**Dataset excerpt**
-=-=-=-=-

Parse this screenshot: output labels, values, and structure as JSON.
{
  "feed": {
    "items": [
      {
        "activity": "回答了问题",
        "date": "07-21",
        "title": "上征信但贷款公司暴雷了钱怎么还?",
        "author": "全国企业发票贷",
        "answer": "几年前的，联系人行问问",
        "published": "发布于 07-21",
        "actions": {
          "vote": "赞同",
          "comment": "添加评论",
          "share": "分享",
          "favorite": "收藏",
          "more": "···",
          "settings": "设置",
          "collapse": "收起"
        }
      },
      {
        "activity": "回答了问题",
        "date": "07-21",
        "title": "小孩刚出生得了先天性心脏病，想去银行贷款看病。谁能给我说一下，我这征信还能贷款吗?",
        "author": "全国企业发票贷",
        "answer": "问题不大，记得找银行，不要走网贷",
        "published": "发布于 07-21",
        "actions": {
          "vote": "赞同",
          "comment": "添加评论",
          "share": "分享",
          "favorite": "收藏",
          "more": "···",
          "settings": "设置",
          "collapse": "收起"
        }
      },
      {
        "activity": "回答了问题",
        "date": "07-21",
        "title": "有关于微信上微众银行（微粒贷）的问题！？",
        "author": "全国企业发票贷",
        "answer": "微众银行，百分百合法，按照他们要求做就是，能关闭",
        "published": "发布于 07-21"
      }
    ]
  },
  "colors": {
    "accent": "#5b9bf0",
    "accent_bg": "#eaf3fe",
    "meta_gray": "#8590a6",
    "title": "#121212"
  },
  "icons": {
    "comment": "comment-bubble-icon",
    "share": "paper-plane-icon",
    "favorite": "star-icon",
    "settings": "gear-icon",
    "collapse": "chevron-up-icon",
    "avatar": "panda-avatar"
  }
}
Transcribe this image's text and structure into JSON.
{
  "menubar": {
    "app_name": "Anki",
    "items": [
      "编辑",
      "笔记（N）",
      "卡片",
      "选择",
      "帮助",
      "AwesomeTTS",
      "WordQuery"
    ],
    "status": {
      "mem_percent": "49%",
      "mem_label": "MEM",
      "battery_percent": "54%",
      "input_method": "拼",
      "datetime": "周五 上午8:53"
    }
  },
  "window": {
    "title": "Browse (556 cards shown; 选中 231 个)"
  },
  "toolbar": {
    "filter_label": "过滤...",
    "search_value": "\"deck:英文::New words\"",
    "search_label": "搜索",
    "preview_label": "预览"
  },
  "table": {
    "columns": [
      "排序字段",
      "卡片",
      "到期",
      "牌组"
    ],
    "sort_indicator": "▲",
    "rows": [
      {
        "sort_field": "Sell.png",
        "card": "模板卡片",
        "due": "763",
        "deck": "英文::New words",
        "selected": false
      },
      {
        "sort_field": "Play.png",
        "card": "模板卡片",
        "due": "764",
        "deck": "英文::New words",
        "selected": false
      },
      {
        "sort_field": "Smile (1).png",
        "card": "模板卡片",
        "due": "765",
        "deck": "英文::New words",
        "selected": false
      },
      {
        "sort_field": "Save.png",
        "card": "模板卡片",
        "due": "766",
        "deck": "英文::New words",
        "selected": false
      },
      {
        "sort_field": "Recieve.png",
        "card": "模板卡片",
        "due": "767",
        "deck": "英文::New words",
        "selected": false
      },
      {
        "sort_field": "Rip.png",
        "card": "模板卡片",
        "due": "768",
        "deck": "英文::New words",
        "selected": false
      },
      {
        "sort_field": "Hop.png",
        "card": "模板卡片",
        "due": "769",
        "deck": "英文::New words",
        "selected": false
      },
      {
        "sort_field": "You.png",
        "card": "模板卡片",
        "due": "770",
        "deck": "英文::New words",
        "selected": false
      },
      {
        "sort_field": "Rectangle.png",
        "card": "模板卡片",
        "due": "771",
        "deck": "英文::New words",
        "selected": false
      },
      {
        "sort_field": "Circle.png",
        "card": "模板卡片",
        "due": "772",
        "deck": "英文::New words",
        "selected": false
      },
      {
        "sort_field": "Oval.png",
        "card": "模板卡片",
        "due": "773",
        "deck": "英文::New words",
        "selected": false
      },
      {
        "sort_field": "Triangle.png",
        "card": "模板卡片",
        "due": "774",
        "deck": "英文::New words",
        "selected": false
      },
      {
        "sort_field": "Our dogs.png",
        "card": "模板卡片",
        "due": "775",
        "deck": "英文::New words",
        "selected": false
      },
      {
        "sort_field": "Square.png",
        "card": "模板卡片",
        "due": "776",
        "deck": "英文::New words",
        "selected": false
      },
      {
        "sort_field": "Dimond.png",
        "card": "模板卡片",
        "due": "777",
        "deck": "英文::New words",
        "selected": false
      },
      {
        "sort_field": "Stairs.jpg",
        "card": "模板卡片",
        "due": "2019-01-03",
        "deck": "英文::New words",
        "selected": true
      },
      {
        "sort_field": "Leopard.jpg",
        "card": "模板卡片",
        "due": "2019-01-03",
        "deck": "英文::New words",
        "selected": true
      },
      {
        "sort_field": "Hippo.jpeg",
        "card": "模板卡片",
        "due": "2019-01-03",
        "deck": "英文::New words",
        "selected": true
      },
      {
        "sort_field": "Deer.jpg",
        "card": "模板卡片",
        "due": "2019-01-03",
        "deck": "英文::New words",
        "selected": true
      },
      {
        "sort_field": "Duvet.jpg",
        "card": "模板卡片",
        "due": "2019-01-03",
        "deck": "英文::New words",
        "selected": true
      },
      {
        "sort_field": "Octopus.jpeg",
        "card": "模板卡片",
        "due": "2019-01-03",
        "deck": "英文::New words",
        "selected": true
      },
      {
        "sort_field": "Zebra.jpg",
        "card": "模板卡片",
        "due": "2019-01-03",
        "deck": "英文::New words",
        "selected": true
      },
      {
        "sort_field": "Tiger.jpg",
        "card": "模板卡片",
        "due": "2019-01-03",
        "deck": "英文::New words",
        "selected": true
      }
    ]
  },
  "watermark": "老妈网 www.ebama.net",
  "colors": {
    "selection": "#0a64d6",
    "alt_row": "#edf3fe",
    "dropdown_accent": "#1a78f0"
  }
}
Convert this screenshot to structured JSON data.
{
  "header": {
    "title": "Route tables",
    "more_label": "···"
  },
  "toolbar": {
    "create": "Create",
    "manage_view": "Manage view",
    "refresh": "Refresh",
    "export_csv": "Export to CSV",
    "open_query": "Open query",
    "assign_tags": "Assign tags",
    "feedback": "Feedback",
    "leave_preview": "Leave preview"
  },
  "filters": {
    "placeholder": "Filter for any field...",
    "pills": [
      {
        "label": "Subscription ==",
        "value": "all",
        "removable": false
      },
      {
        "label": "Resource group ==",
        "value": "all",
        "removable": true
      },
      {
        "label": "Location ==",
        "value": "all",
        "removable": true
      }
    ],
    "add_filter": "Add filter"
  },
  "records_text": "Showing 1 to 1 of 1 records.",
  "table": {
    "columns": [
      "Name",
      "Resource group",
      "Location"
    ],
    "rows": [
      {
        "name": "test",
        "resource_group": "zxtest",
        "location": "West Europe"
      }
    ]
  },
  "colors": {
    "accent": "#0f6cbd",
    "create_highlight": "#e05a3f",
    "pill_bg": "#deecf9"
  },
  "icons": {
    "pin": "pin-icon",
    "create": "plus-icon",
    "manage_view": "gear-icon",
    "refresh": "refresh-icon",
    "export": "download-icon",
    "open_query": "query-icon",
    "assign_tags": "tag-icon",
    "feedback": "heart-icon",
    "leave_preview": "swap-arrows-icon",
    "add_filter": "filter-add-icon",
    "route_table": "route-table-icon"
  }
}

-=-=-=-=-

**PROBLEM TO SOLVE**
Scan the lines for the string "jpeg". Copy out each line that matches.

**RESPONSE TO THIS TASK**
        "sort_field": "Hippo.jpeg",
        "sort_field": "Octopus.jpeg",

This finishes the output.